-- START OF Supplied entries --
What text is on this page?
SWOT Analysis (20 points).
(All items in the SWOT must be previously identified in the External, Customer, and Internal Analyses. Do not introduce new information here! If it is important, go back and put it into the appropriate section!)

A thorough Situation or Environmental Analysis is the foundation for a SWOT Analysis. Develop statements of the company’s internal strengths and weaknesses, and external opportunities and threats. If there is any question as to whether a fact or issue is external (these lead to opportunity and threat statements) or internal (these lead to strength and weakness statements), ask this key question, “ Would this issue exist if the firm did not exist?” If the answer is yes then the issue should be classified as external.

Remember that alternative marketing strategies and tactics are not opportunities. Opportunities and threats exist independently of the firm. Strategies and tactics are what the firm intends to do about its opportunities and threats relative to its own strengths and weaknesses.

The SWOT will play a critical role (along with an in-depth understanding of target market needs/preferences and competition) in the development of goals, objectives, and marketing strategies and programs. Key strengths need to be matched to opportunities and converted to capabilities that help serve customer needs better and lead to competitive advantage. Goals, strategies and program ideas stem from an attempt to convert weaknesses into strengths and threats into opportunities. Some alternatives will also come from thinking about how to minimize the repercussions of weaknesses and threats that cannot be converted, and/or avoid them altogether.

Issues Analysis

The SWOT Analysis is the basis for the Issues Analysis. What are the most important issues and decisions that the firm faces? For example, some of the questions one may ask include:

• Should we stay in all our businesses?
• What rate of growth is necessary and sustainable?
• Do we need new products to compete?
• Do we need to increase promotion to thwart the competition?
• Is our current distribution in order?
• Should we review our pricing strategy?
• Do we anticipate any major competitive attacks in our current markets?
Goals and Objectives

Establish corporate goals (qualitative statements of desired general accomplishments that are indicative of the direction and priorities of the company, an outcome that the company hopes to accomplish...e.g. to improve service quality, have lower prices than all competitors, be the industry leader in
-- END OF Supplied entries --
Write out every line from the entries where "important" appears.

(All items in the SWOT must be previously identified in the External, Customer, and Internal Analyses. Do not introduce new information here! If it is important, go back and put it into the appropriate section!)
The SWOT Analysis is the basis for the Issues Analysis. What are the most important issues and decisions that the firm faces? For example, some of the questions one may ask include:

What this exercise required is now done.